■ WRITTEN EXERCISE:
Return the records in full, exactly as given.

================

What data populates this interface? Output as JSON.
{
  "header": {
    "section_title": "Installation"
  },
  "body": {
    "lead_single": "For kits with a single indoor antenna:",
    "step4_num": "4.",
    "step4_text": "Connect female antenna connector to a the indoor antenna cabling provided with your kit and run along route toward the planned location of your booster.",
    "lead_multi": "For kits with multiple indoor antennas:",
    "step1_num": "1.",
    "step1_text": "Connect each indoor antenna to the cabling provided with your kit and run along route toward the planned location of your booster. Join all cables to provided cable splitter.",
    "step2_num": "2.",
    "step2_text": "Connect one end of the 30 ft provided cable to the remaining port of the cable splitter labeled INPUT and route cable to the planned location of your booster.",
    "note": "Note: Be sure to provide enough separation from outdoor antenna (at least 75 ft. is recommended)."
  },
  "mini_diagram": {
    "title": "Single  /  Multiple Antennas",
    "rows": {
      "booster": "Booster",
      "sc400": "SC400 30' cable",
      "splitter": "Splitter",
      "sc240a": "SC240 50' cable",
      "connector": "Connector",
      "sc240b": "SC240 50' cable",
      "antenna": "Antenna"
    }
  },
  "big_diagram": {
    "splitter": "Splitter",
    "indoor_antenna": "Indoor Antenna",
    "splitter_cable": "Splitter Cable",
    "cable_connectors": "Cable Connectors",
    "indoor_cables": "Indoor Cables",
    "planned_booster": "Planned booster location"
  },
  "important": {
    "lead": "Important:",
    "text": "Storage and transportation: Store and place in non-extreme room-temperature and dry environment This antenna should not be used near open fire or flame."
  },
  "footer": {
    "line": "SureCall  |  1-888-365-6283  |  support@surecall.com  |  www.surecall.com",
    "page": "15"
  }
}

================

■ COMPLETED TASK:
What data populates this interface? Output as JSON.
{
  "header": {
    "section_title": "Installation"
  },
  "body": {
    "lead_single": "For kits with a single indoor antenna:",
    "step4_num": "4.",
    "step4_text": "Connect female antenna connector to a the indoor antenna cabling provided with your kit and run along route toward the planned location of your booster.",
    "lead_multi": "For kits with multiple indoor antennas:",
    "step1_num": "1.",
    "step1_text": "Connect each indoor antenna to the cabling provided with your kit and run along route toward the planned location of your booster. Join all cables to provided cable splitter.",
    "step2_num": "2.",
    "step2_text": "Connect one end of the 30 ft provided cable to the remaining port of the cable splitter labeled INPUT and route cable to the planned location of your booster.",
    "note": "Note: Be sure to provide enough separation from outdoor antenna (at least 75 ft. is recommended)."
  },
  "mini_diagram": {
    "title": "Single  /  Multiple Antennas",
    "rows": {
      "booster": "Booster",
      "sc400": "SC400 30' cable",
      "splitter": "Splitter",
      "sc240a": "SC240 50' cable",
      "connector": "Connector",
      "sc240b": "SC240 50' cable",
      "antenna": "Antenna"
    }
  },
  "big_diagram": {
    "splitter": "Splitter",
    "indoor_antenna": "Indoor Antenna",
    "splitter_cable": "Splitter Cable",
    "cable_connectors": "Cable Connectors",
    "indoor_cables": "Indoor Cables",
    "planned_booster": "Planned booster location"
  },
  "important": {
    "lead": "Important:",
    "text": "Storage and transportation: Store and place in non-extreme room-temperature and dry environment This antenna should not be used near open fire or flame."
  },
  "footer": {
    "line": "SureCall  |  1-888-365-6283  |  support@surecall.com  |  www.surecall.com",
    "page": "15"
  }
}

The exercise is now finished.